### Challenge:
All of the data must be printed exactly; please include every line.

Dataset rows
════════

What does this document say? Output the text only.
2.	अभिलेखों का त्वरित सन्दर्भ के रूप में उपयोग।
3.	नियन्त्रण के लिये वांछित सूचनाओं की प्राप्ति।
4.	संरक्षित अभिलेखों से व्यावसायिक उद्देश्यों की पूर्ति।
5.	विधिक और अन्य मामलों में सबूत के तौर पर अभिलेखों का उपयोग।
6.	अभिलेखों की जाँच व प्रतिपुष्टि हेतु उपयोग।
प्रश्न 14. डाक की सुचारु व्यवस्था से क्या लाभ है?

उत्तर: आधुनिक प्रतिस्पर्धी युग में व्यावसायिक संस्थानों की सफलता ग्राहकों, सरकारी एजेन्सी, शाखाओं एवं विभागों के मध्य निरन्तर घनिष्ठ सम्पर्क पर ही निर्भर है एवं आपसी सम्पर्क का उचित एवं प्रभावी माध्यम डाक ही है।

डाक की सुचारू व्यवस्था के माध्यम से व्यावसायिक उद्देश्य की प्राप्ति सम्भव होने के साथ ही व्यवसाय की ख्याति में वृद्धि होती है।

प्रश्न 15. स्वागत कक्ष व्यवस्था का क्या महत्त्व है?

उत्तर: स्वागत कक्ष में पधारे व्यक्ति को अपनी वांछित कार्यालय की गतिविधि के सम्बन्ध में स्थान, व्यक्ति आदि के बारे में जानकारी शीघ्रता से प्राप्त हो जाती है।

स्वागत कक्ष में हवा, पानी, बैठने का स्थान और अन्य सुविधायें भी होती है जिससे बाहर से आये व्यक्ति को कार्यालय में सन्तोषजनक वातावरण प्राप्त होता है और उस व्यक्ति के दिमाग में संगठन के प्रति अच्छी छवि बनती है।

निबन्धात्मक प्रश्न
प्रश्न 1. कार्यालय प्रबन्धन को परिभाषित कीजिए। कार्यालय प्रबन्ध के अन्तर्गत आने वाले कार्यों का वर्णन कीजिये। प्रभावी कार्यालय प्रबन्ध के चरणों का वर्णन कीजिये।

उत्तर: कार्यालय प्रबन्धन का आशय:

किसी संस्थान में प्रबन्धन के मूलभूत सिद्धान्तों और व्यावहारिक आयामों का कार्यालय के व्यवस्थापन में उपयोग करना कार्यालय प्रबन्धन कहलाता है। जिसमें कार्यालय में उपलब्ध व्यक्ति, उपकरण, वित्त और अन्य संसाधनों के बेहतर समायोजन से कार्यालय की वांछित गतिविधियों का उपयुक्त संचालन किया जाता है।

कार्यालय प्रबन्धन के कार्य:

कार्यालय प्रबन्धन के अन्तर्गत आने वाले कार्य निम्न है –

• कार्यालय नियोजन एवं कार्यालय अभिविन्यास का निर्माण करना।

════════

### Answer:
What does this document say? Output the text only.
2.	अभिलेखों का त्वरित सन्दर्भ के रूप में उपयोग।
3.	नियन्त्रण के लिये वांछित सूचनाओं की प्राप्ति।
4.	संरक्षित अभिलेखों से व्यावसायिक उद्देश्यों की पूर्ति।
5.	विधिक और अन्य मामलों में सबूत के तौर पर अभिलेखों का उपयोग।
6.	अभिलेखों की जाँच व प्रतिपुष्टि हेतु उपयोग।
प्रश्न 14. डाक की सुचारु व्यवस्था से क्या लाभ है?

उत्तर: आधुनिक प्रतिस्पर्धी युग में व्यावसायिक संस्थानों की सफलता ग्राहकों, सरकारी एजेन्सी, शाखाओं एवं विभागों के मध्य निरन्तर घनिष्ठ सम्पर्क पर ही निर्भर है एवं आपसी सम्पर्क का उचित एवं प्रभावी माध्यम डाक ही है।

डाक की सुचारू व्यवस्था के माध्यम से व्यावसायिक उद्देश्य की प्राप्ति सम्भव होने के साथ ही व्यवसाय की ख्याति में वृद्धि होती है।

प्रश्न 15. स्वागत कक्ष व्यवस्था का क्या महत्त्व है?

उत्तर: स्वागत कक्ष में पधारे व्यक्ति को अपनी वांछित कार्यालय की गतिविधि के सम्बन्ध में स्थान, व्यक्ति आदि के बारे में जानकारी शीघ्रता से प्राप्त हो जाती है।

स्वागत कक्ष में हवा, पानी, बैठने का स्थान और अन्य सुविधायें भी होती है जिससे बाहर से आये व्यक्ति को कार्यालय में सन्तोषजनक वातावरण प्राप्त होता है और उस व्यक्ति के दिमाग में संगठन के प्रति अच्छी छवि बनती है।

निबन्धात्मक प्रश्न
प्रश्न 1. कार्यालय प्रबन्धन को परिभाषित कीजिए। कार्यालय प्रबन्ध के अन्तर्गत आने वाले कार्यों का वर्णन कीजिये। प्रभावी कार्यालय प्रबन्ध के चरणों का वर्णन कीजिये।

उत्तर: कार्यालय प्रबन्धन का आशय:

किसी संस्थान में प्रबन्धन के मूलभूत सिद्धान्तों और व्यावहारिक आयामों का कार्यालय के व्यवस्थापन में उपयोग करना कार्यालय प्रबन्धन कहलाता है। जिसमें कार्यालय में उपलब्ध व्यक्ति, उपकरण, वित्त और अन्य संसाधनों के बेहतर समायोजन से कार्यालय की वांछित गतिविधियों का उपयुक्त संचालन किया जाता है।

कार्यालय प्रबन्धन के कार्य:

कार्यालय प्रबन्धन के अन्तर्गत आने वाले कार्य निम्न है –

• कार्यालय नियोजन एवं कार्यालय अभिविन्यास का निर्माण करना।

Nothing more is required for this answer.